**THE PROBLEM:** Repeat each entry exactly and drop the pictures.

Entries from a visual dataset:

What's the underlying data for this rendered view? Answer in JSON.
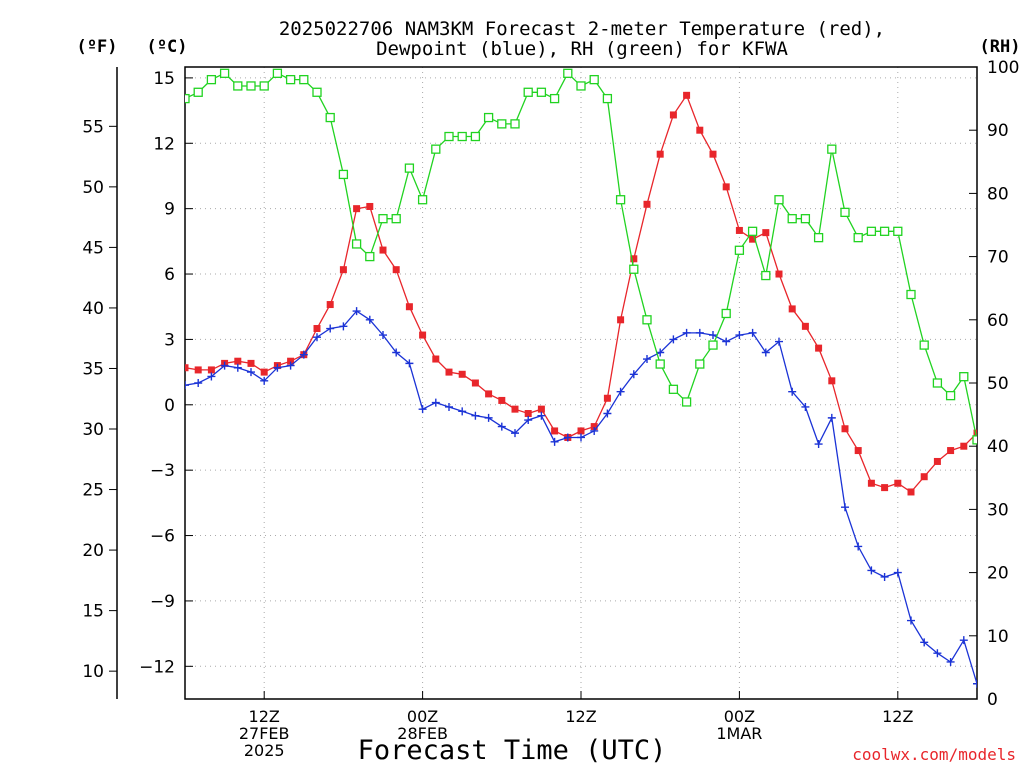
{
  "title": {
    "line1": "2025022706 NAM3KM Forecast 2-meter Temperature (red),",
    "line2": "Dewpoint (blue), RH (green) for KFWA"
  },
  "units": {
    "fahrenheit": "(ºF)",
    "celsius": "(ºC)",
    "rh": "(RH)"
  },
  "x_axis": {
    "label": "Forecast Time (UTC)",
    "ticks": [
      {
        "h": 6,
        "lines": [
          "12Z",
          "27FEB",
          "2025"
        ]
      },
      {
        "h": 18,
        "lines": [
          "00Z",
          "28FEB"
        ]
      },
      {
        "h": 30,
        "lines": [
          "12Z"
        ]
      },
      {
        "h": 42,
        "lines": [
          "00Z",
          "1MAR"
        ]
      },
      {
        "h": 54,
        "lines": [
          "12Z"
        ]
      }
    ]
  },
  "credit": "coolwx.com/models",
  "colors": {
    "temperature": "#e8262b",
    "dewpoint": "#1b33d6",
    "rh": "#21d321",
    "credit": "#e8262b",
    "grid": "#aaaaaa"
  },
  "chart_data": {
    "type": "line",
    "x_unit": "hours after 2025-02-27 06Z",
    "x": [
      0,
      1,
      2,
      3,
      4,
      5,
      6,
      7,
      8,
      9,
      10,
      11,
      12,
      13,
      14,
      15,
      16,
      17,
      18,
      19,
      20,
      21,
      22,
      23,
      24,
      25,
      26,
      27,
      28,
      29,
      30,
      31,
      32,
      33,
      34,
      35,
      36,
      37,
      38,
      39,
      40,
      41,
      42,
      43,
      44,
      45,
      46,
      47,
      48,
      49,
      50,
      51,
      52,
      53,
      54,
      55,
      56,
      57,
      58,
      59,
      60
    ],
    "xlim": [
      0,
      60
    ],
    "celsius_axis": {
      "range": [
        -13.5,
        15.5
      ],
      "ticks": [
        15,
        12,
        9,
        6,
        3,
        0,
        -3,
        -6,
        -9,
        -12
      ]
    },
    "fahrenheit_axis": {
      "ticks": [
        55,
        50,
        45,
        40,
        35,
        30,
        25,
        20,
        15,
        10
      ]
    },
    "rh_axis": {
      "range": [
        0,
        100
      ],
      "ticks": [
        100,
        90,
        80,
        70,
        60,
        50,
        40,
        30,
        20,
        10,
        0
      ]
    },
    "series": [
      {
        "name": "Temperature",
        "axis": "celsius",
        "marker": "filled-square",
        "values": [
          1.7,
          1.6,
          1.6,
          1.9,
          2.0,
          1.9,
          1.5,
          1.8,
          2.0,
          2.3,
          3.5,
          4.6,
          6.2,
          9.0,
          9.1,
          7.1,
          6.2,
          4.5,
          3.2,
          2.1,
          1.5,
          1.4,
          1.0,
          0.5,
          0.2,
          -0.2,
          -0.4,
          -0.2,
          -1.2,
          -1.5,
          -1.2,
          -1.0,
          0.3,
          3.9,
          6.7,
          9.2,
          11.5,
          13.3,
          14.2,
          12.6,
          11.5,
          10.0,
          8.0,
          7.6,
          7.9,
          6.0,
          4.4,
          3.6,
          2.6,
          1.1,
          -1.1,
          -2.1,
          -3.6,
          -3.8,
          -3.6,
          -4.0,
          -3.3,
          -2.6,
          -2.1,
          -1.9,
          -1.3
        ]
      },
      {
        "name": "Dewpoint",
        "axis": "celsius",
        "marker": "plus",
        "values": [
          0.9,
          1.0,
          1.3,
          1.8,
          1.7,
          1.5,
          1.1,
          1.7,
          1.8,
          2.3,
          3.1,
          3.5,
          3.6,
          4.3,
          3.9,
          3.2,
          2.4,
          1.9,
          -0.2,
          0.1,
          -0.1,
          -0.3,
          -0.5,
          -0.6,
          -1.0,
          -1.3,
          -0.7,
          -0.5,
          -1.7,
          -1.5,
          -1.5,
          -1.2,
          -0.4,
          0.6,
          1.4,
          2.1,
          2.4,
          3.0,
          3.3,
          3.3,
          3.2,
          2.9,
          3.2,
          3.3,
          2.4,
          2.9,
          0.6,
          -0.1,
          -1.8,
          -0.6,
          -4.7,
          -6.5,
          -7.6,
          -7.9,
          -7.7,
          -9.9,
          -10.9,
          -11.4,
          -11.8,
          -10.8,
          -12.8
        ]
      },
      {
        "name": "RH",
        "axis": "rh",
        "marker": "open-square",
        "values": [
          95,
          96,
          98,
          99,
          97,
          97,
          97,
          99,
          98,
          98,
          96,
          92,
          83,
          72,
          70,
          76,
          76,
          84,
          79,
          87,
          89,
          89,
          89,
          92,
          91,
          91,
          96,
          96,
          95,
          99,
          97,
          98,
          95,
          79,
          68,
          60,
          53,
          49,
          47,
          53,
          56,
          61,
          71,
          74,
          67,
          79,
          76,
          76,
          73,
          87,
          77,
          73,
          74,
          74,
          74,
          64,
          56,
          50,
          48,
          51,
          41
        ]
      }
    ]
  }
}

**EXERCISE SOLUTION:**
What's the underlying data for this rendered view? Answer in JSON.
{
  "title": {
    "line1": "2025022706 NAM3KM Forecast 2-meter Temperature (red),",
    "line2": "Dewpoint (blue), RH (green) for KFWA"
  },
  "units": {
    "fahrenheit": "(ºF)",
    "celsius": "(ºC)",
    "rh": "(RH)"
  },
  "x_axis": {
    "label": "Forecast Time (UTC)",
    "ticks": [
      {
        "h": 6,
        "lines": [
          "12Z",
          "27FEB",
          "2025"
        ]
      },
      {
        "h": 18,
        "lines": [
          "00Z",
          "28FEB"
        ]
      },
      {
        "h": 30,
        "lines": [
          "12Z"
        ]
      },
      {
        "h": 42,
        "lines": [
          "00Z",
          "1MAR"
        ]
      },
      {
        "h": 54,
        "lines": [
          "12Z"
        ]
      }
    ]
  },
  "credit": "coolwx.com/models",
  "colors": {
    "temperature": "#e8262b",
    "dewpoint": "#1b33d6",
    "rh": "#21d321",
    "credit": "#e8262b",
    "grid": "#aaaaaa"
  },
  "chart_data": {
    "type": "line",
    "x_unit": "hours after 2025-02-27 06Z",
    "x": [
      0,
      1,
      2,
      3,
      4,
      5,
      6,
      7,
      8,
      9,
      10,
      11,
      12,
      13,
      14,
      15,
      16,
      17,
      18,
      19,
      20,
      21,
      22,
      23,
      24,
      25,
      26,
      27,
      28,
      29,
      30,
      31,
      32,
      33,
      34,
      35,
      36,
      37,
      38,
      39,
      40,
      41,
      42,
      43,
      44,
      45,
      46,
      47,
      48,
      49,
      50,
      51,
      52,
      53,
      54,
      55,
      56,
      57,
      58,
      59,
      60
    ],
    "xlim": [
      0,
      60
    ],
    "celsius_axis": {
      "range": [
        -13.5,
        15.5
      ],
      "ticks": [
        15,
        12,
        9,
        6,
        3,
        0,
        -3,
        -6,
        -9,
        -12
      ]
    },
    "fahrenheit_axis": {
      "ticks": [
        55,
        50,
        45,
        40,
        35,
        30,
        25,
        20,
        15,
        10
      ]
    },
    "rh_axis": {
      "range": [
        0,
        100
      ],
      "ticks": [
        100,
        90,
        80,
        70,
        60,
        50,
        40,
        30,
        20,
        10,
        0
      ]
    },
    "series": [
      {
        "name": "Temperature",
        "axis": "celsius",
        "marker": "filled-square",
        "values": [
          1.7,
          1.6,
          1.6,
          1.9,
          2.0,
          1.9,
          1.5,
          1.8,
          2.0,
          2.3,
          3.5,
          4.6,
          6.2,
          9.0,
          9.1,
          7.1,
          6.2,
          4.5,
          3.2,
          2.1,
          1.5,
          1.4,
          1.0,
          0.5,
          0.2,
          -0.2,
          -0.4,
          -0.2,
          -1.2,
          -1.5,
          -1.2,
          -1.0,
          0.3,
          3.9,
          6.7,
          9.2,
          11.5,
          13.3,
          14.2,
          12.6,
          11.5,
          10.0,
          8.0,
          7.6,
          7.9,
          6.0,
          4.4,
          3.6,
          2.6,
          1.1,
          -1.1,
          -2.1,
          -3.6,
          -3.8,
          -3.6,
          -4.0,
          -3.3,
          -2.6,
          -2.1,
          -1.9,
          -1.3
        ]
      },
      {
        "name": "Dewpoint",
        "axis": "celsius",
        "marker": "plus",
        "values": [
          0.9,
          1.0,
          1.3,
          1.8,
          1.7,
          1.5,
          1.1,
          1.7,
          1.8,
          2.3,
          3.1,
          3.5,
          3.6,
          4.3,
          3.9,
          3.2,
          2.4,
          1.9,
          -0.2,
          0.1,
          -0.1,
          -0.3,
          -0.5,
          -0.6,
          -1.0,
          -1.3,
          -0.7,
          -0.5,
          -1.7,
          -1.5,
          -1.5,
          -1.2,
          -0.4,
          0.6,
          1.4,
          2.1,
          2.4,
          3.0,
          3.3,
          3.3,
          3.2,
          2.9,
          3.2,
          3.3,
          2.4,
          2.9,
          0.6,
          -0.1,
          -1.8,
          -0.6,
          -4.7,
          -6.5,
          -7.6,
          -7.9,
          -7.7,
          -9.9,
          -10.9,
          -11.4,
          -11.8,
          -10.8,
          -12.8
        ]
      },
      {
        "name": "RH",
        "axis": "rh",
        "marker": "open-square",
        "values": [
          95,
          96,
          98,
          99,
          97,
          97,
          97,
          99,
          98,
          98,
          96,
          92,
          83,
          72,
          70,
          76,
          76,
          84,
          79,
          87,
          89,
          89,
          89,
          92,
          91,
          91,
          96,
          96,
          95,
          99,
          97,
          98,
          95,
          79,
          68,
          60,
          53,
          49,
          47,
          53,
          56,
          61,
          71,
          74,
          67,
          79,
          76,
          76,
          73,
          87,
          77,
          73,
          74,
          74,
          74,
          64,
          56,
          50,
          48,
          51,
          41
        ]
      }
    ]
  }
}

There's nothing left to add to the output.